[Exercise requirements]
Your task is to reproduce the material exactly.

[Provided records]
****

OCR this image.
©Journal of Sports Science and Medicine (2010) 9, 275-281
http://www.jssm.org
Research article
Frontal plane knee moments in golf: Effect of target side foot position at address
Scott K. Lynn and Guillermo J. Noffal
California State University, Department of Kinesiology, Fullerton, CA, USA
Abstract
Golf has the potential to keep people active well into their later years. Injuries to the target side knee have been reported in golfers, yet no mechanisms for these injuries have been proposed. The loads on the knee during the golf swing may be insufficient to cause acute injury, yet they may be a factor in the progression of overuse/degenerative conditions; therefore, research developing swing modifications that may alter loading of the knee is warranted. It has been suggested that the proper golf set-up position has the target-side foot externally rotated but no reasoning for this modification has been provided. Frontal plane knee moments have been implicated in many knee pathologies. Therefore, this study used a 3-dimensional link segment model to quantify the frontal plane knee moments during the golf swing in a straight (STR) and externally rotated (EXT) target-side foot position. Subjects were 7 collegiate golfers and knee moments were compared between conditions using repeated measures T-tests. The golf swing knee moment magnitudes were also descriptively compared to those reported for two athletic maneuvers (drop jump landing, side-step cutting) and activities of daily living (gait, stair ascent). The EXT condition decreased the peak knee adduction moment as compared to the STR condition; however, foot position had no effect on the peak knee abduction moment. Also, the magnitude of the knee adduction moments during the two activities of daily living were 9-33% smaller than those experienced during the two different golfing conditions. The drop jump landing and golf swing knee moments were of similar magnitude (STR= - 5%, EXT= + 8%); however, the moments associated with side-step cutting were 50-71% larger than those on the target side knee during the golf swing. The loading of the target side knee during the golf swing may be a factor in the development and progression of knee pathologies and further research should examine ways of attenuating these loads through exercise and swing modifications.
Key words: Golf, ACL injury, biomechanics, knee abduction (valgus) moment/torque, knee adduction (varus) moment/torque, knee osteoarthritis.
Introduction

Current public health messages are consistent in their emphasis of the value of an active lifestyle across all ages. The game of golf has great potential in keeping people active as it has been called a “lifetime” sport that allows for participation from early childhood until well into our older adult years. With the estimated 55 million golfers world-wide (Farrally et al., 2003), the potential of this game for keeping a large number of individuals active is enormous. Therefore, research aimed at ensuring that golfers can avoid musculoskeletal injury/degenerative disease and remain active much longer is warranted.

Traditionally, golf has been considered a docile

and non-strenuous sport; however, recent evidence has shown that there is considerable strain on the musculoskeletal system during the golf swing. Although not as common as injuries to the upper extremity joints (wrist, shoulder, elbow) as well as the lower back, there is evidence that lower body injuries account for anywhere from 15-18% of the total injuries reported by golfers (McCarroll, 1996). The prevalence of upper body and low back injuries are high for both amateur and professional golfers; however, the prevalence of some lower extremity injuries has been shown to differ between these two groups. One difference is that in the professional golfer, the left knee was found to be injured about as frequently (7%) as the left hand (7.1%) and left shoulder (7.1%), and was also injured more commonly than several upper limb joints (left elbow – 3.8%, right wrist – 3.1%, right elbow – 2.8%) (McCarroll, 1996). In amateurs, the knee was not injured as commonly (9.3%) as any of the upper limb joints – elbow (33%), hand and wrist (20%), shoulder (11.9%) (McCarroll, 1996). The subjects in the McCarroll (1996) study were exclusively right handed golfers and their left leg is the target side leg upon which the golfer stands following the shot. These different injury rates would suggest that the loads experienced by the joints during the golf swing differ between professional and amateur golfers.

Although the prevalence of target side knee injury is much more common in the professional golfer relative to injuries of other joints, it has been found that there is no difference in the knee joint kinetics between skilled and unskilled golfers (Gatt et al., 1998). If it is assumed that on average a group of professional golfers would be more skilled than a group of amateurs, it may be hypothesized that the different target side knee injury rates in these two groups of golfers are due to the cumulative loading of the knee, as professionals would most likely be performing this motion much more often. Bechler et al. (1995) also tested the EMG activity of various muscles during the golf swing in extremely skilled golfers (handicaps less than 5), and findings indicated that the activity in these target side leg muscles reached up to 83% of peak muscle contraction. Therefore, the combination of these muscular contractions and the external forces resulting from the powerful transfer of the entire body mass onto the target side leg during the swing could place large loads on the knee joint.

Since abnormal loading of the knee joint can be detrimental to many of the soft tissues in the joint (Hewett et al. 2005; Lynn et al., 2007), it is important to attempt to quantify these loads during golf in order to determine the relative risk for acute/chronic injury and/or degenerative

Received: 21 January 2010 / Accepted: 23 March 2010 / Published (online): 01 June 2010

****

[Expected output]
OCR this image.
©Journal of Sports Science and Medicine (2010) 9, 275-281
http://www.jssm.org
Research article
Frontal plane knee moments in golf: Effect of target side foot position at address
Scott K. Lynn and Guillermo J. Noffal
California State University, Department of Kinesiology, Fullerton, CA, USA
Abstract
Golf has the potential to keep people active well into their later years. Injuries to the target side knee have been reported in golfers, yet no mechanisms for these injuries have been proposed. The loads on the knee during the golf swing may be insufficient to cause acute injury, yet they may be a factor in the progression of overuse/degenerative conditions; therefore, research developing swing modifications that may alter loading of the knee is warranted. It has been suggested that the proper golf set-up position has the target-side foot externally rotated but no reasoning for this modification has been provided. Frontal plane knee moments have been implicated in many knee pathologies. Therefore, this study used a 3-dimensional link segment model to quantify the frontal plane knee moments during the golf swing in a straight (STR) and externally rotated (EXT) target-side foot position. Subjects were 7 collegiate golfers and knee moments were compared between conditions using repeated measures T-tests. The golf swing knee moment magnitudes were also descriptively compared to those reported for two athletic maneuvers (drop jump landing, side-step cutting) and activities of daily living (gait, stair ascent). The EXT condition decreased the peak knee adduction moment as compared to the STR condition; however, foot position had no effect on the peak knee abduction moment. Also, the magnitude of the knee adduction moments during the two activities of daily living were 9-33% smaller than those experienced during the two different golfing conditions. The drop jump landing and golf swing knee moments were of similar magnitude (STR= - 5%, EXT= + 8%); however, the moments associated with side-step cutting were 50-71% larger than those on the target side knee during the golf swing. The loading of the target side knee during the golf swing may be a factor in the development and progression of knee pathologies and further research should examine ways of attenuating these loads through exercise and swing modifications.
Key words: Golf, ACL injury, biomechanics, knee abduction (valgus) moment/torque, knee adduction (varus) moment/torque, knee osteoarthritis.
Introduction

Current public health messages are consistent in their emphasis of the value of an active lifestyle across all ages. The game of golf has great potential in keeping people active as it has been called a “lifetime” sport that allows for participation from early childhood until well into our older adult years. With the estimated 55 million golfers world-wide (Farrally et al., 2003), the potential of this game for keeping a large number of individuals active is enormous. Therefore, research aimed at ensuring that golfers can avoid musculoskeletal injury/degenerative disease and remain active much longer is warranted.

Traditionally, golf has been considered a docile

and non-strenuous sport; however, recent evidence has shown that there is considerable strain on the musculoskeletal system during the golf swing. Although not as common as injuries to the upper extremity joints (wrist, shoulder, elbow) as well as the lower back, there is evidence that lower body injuries account for anywhere from 15-18% of the total injuries reported by golfers (McCarroll, 1996). The prevalence of upper body and low back injuries are high for both amateur and professional golfers; however, the prevalence of some lower extremity injuries has been shown to differ between these two groups. One difference is that in the professional golfer, the left knee was found to be injured about as frequently (7%) as the left hand (7.1%) and left shoulder (7.1%), and was also injured more commonly than several upper limb joints (left elbow – 3.8%, right wrist – 3.1%, right elbow – 2.8%) (McCarroll, 1996). In amateurs, the knee was not injured as commonly (9.3%) as any of the upper limb joints – elbow (33%), hand and wrist (20%), shoulder (11.9%) (McCarroll, 1996). The subjects in the McCarroll (1996) study were exclusively right handed golfers and their left leg is the target side leg upon which the golfer stands following the shot. These different injury rates would suggest that the loads experienced by the joints during the golf swing differ between professional and amateur golfers.

Although the prevalence of target side knee injury is much more common in the professional golfer relative to injuries of other joints, it has been found that there is no difference in the knee joint kinetics between skilled and unskilled golfers (Gatt et al., 1998). If it is assumed that on average a group of professional golfers would be more skilled than a group of amateurs, it may be hypothesized that the different target side knee injury rates in these two groups of golfers are due to the cumulative loading of the knee, as professionals would most likely be performing this motion much more often. Bechler et al. (1995) also tested the EMG activity of various muscles during the golf swing in extremely skilled golfers (handicaps less than 5), and findings indicated that the activity in these target side leg muscles reached up to 83% of peak muscle contraction. Therefore, the combination of these muscular contractions and the external forces resulting from the powerful transfer of the entire body mass onto the target side leg during the swing could place large loads on the knee joint.

Since abnormal loading of the knee joint can be detrimental to many of the soft tissues in the joint (Hewett et al. 2005; Lynn et al., 2007), it is important to attempt to quantify these loads during golf in order to determine the relative risk for acute/chronic injury and/or degenerative

Received: 21 January 2010 / Accepted: 23 March 2010 / Published (online): 01 June 2010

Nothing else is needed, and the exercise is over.